====== Supplied material

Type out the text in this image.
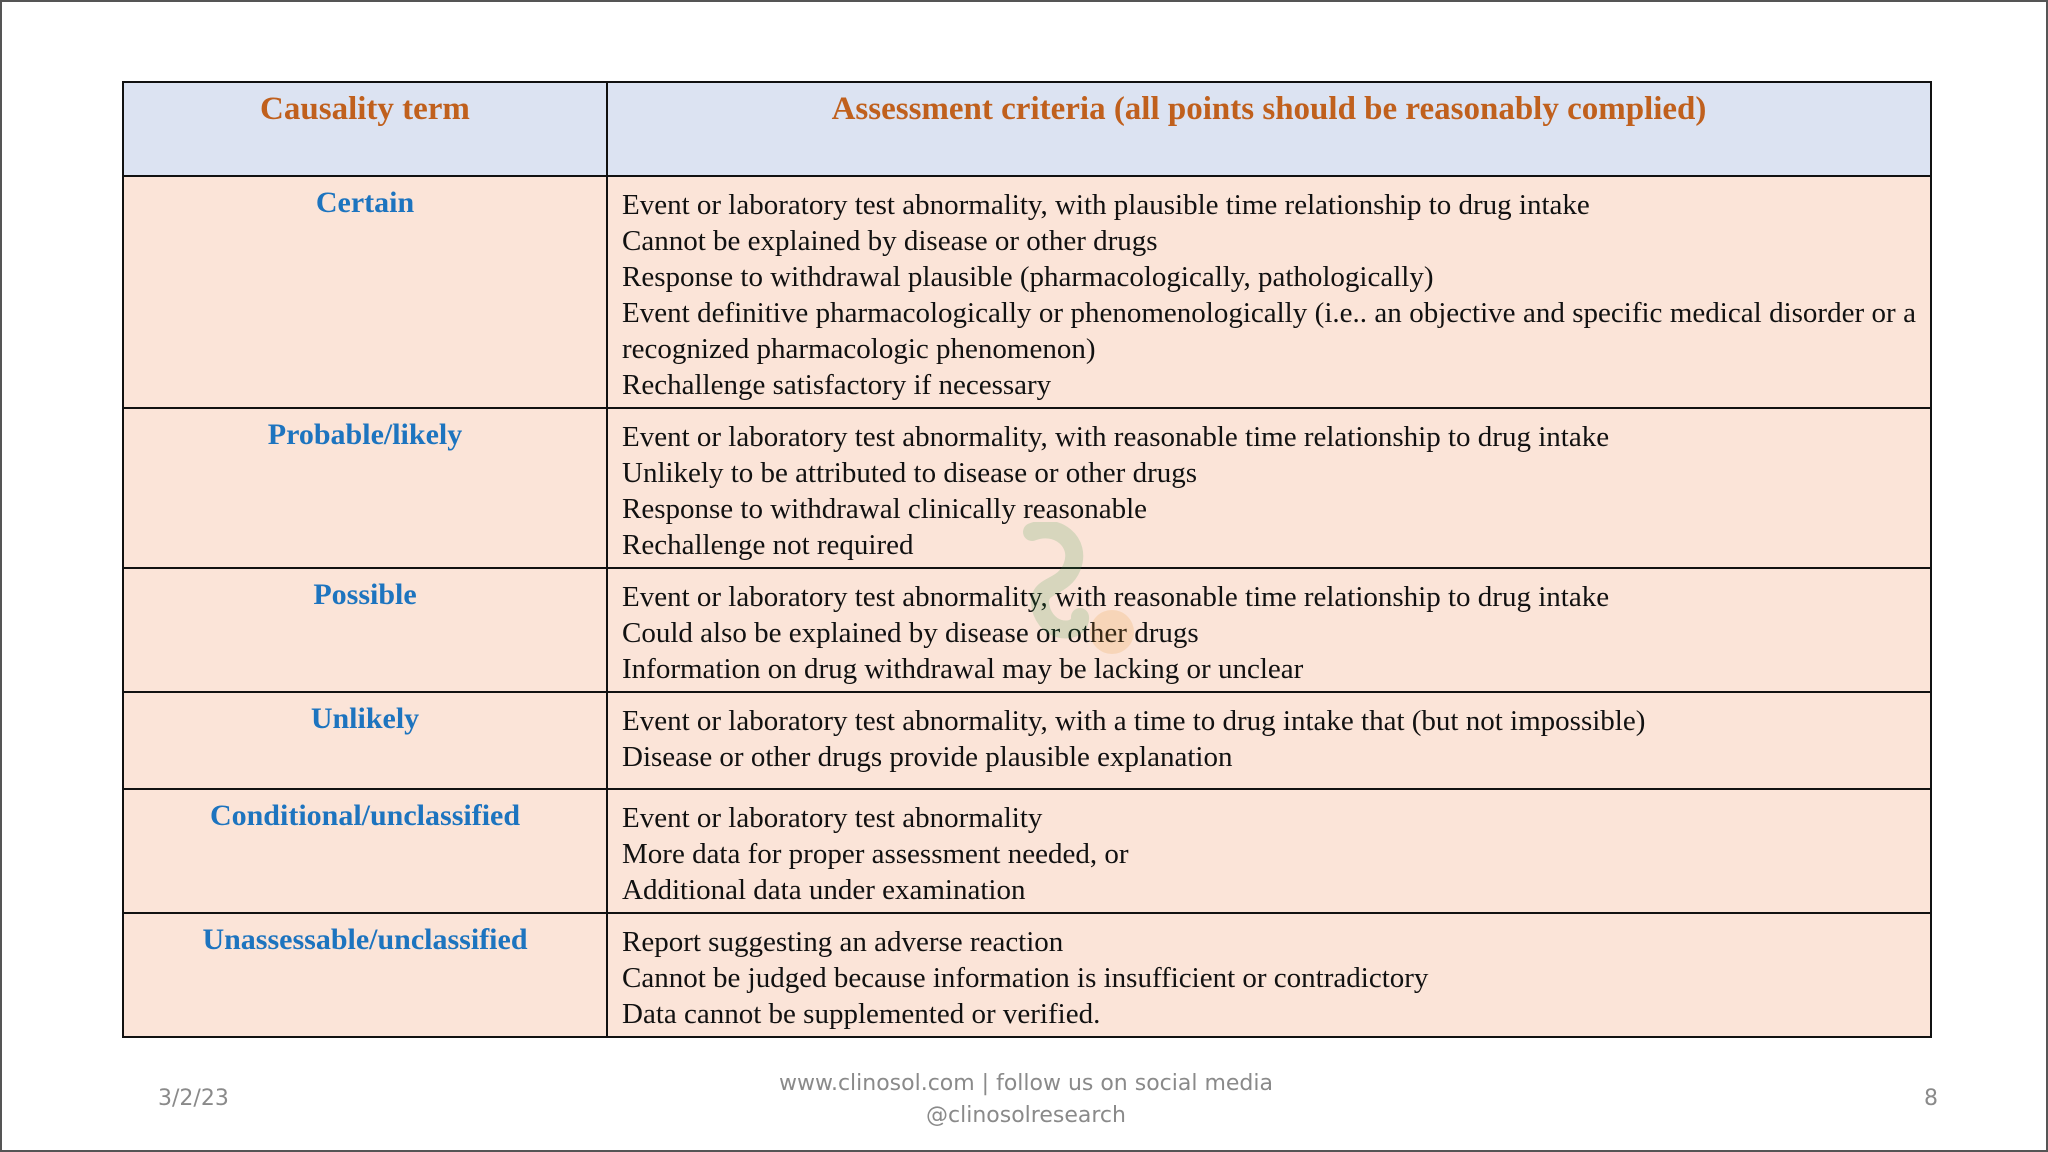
Causality term	Assessment criteria (all points should be reasonably complied)
Certain	Event or laboratory test abnormality, with plausible time relationship to drug intake
Cannot be explained by disease or other drugs
Response to withdrawal plausible (pharmacologically, pathologically)
Event definitive pharmacologically or phenomenologically (i.e.. an objective and specific medical disorder or a recognized pharmacologic phenomenon)
Rechallenge satisfactory if necessary

Probable/likely	Event or laboratory test abnormality, with reasonable time relationship to drug intake
Unlikely to be attributed to disease or other drugs
Response to withdrawal clinically reasonable
Rechallenge not required

Possible	Event or laboratory test abnormality, with reasonable time relationship to drug intake
Could also be explained by disease or other drugs
Information on drug withdrawal may be lacking or unclear

Unlikely	Event or laboratory test abnormality, with a time to drug intake that (but not impossible)
Disease or other drugs provide plausible explanation

Conditional/unclassified	Event or laboratory test abnormality
More data for proper assessment needed, or
Additional data under examination

Unassessable/unclassified	Report suggesting an adverse reaction
Cannot be judged because information is insufficient or contradictory
Data cannot be supplemented or verified.
3/2/23
www.clinosol.com | follow us on social media
@clinosolresearch
8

============

## Problem details
Return the listing above unchanged, apart from dropping its pictures.

## Finished task
Type out the text in this image.
Causality term	Assessment criteria (all points should be reasonably complied)
Certain	Event or laboratory test abnormality, with plausible time relationship to drug intake
Cannot be explained by disease or other drugs
Response to withdrawal plausible (pharmacologically, pathologically)
Event definitive pharmacologically or phenomenologically (i.e.. an objective and specific medical disorder or a recognized pharmacologic phenomenon)
Rechallenge satisfactory if necessary

Probable/likely	Event or laboratory test abnormality, with reasonable time relationship to drug intake
Unlikely to be attributed to disease or other drugs
Response to withdrawal clinically reasonable
Rechallenge not required

Possible	Event or laboratory test abnormality, with reasonable time relationship to drug intake
Could also be explained by disease or other drugs
Information on drug withdrawal may be lacking or unclear

Unlikely	Event or laboratory test abnormality, with a time to drug intake that (but not impossible)
Disease or other drugs provide plausible explanation

Conditional/unclassified	Event or laboratory test abnormality
More data for proper assessment needed, or
Additional data under examination

Unassessable/unclassified	Report suggesting an adverse reaction
Cannot be judged because information is insufficient or contradictory
Data cannot be supplemented or verified.
3/2/23
www.clinosol.com | follow us on social media
@clinosolresearch
8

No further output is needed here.